#### COMPITO DA SVOLGERE:
Nel brano su L'Aquila, per quale motivo gli antichi abitanti diedero alla città il nome Aquila?

#### BRANO:
----

Scheda opera
Codice opera: DtI
Autore: Pietro Ranzano
Link autore: https://www.treccani.it/enciclopedia/pietro-ranzano_(Dizionario-Biografico)/
Edizione: Pietro Ranzano, Descriptio totius Italiae (Annales, XVI-XV), a c. di A. Di Lorenzo, B. Figliuolo, P. Pontari, Firenze, Sismel-Edizioni del Galluzzo, 2007
Periodo di composizione: 1474-1492/1493
Genere letterario: Storiografia, Corografia
Traduzione a cura di: Sara Crea
Excerpta a cura di: Sara Crea
Scheda testo
Riferimento bibliografico: XV.1.56, p. 267
Data: 1474-1492/1493
Luogo: L'Aquila
Testo:

Sunt praeterea qui dicant Amiterninos, sublata eorum urbe, dispersos multa vicina tenuisse loca et in illis, cum abundarent opibus, aedificasse castella, quae nunc sunt in Aquilano agro eaque perdiu varia tamen bellorum fortuna possedisse; donec, circundato a Carolo muro urbis, se in ipsam contulerunt qui primarii in ipsis erant, ea spe ut civitate donarentur. Quod eis rex perbenigne praestitit. Aquilam prisci coloni eam appellavere, propterea quod ita est posita, ut quandam aquilae speciem prae se ferre videatur.

Traduzione:

Ci sono inoltre coloro che affermano che gli abitanti di Amiterno, dispersi dopo la distruzione della loro città, occuparono i luoghi vicini e in essi, poiché erano ricchi di risorse, edificarono i castelli, che si trovano adesso nel territorio de L’Aquila, possedendoli a lungo, nonostante la variabile fortuna delle guerre, fino a quando, circondata la città dalle mura erette da Carlo, quelli che erano i principali abitanti vi si trasferirono, con la speranza di ottenere la cittadinanza, cosa che il re benignamente concesse loro. Gli antichi abitanti la chiamarono Aquila, perché è situata in modo tale da apparire con l’aspetto di un’aquila.

----

#### RIGHE FORNITE:
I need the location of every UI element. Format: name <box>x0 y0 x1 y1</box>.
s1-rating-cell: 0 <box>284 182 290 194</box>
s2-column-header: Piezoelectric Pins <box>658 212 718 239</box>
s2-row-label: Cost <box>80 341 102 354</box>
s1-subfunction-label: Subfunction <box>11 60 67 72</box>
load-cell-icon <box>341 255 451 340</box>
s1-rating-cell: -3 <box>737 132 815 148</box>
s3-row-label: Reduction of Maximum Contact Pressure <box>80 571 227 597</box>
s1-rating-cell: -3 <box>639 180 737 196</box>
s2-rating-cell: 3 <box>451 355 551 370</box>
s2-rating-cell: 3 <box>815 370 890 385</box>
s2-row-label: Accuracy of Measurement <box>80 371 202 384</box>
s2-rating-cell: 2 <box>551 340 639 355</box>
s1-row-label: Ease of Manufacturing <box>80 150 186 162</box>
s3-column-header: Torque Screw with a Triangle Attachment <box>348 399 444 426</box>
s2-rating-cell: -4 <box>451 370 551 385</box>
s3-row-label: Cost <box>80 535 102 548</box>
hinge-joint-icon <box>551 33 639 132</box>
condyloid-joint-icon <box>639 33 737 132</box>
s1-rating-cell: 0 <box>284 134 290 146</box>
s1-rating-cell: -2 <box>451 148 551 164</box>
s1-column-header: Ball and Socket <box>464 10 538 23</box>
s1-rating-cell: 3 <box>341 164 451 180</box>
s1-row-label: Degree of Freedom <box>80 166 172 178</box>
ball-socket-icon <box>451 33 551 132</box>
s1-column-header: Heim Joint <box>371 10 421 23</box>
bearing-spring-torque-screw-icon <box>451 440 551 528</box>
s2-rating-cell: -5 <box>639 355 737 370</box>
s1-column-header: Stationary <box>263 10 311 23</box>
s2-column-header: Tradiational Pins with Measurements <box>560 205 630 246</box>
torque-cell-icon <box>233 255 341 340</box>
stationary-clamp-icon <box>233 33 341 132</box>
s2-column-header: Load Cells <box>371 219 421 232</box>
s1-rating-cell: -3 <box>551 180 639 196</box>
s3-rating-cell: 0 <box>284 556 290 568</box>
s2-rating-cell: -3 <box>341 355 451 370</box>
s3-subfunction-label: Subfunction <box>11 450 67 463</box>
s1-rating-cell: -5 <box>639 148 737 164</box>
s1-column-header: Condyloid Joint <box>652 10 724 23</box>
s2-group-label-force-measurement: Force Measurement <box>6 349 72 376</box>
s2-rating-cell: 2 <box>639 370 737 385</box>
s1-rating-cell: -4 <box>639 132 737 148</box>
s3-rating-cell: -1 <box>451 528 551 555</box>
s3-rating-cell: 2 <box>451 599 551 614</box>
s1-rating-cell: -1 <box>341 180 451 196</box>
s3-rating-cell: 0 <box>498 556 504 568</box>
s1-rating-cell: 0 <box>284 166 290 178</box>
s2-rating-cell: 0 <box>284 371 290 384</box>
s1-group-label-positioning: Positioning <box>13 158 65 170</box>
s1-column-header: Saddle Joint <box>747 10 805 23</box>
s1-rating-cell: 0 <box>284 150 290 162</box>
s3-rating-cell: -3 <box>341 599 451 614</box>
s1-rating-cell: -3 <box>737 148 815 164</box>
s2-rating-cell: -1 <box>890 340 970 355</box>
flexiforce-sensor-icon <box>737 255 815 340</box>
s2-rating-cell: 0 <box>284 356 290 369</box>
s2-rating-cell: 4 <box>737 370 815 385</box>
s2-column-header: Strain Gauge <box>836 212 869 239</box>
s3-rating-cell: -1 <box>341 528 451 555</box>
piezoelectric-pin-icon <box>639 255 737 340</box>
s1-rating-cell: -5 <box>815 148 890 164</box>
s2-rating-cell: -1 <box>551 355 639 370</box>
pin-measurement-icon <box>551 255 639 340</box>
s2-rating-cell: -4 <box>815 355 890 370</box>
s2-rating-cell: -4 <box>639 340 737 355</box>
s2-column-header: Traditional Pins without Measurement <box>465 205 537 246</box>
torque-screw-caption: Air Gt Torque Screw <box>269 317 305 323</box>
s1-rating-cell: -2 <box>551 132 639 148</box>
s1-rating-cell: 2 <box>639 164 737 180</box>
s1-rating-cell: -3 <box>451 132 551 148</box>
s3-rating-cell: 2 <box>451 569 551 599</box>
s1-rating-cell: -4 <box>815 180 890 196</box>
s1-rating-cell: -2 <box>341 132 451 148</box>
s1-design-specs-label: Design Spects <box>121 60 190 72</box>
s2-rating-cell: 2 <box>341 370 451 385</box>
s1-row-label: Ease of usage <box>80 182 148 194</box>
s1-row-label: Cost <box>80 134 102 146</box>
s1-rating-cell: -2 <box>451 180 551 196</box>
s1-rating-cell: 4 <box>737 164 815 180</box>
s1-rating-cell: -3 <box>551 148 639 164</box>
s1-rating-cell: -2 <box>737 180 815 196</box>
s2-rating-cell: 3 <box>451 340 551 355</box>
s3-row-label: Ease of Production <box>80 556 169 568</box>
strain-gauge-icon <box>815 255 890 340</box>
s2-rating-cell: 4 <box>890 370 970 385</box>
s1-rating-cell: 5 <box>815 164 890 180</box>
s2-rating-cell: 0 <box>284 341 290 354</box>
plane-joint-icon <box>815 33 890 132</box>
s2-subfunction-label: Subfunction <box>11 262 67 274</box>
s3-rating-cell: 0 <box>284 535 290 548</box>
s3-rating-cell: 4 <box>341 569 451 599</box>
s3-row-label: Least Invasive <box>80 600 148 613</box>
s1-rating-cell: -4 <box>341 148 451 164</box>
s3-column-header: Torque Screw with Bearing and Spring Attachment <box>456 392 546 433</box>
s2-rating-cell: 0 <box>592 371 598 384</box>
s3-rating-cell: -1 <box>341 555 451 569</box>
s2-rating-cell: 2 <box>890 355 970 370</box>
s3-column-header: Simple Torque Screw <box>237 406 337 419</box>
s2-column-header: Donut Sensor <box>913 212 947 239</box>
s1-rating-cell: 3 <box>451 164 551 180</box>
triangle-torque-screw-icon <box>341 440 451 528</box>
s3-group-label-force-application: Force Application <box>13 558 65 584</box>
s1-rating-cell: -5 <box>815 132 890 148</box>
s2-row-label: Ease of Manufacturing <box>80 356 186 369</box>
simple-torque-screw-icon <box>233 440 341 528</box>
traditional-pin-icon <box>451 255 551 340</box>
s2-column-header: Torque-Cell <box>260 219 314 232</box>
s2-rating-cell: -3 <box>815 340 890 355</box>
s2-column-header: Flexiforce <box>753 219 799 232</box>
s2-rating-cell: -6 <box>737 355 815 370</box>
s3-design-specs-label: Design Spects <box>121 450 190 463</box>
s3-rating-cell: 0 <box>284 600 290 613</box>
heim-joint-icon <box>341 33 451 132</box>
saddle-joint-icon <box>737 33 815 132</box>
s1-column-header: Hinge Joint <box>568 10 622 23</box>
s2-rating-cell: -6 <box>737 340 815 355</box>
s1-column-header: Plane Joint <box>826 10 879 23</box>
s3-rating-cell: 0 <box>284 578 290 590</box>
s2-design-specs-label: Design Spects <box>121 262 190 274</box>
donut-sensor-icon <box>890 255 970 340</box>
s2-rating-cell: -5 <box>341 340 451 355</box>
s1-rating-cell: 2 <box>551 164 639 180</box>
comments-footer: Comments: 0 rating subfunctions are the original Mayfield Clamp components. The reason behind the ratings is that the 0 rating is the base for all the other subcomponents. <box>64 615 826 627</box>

----

#### SOLUZIONE PROPOSTA:
Perché la città è situata in modo tale da apparire con l'aspetto di un'aquila.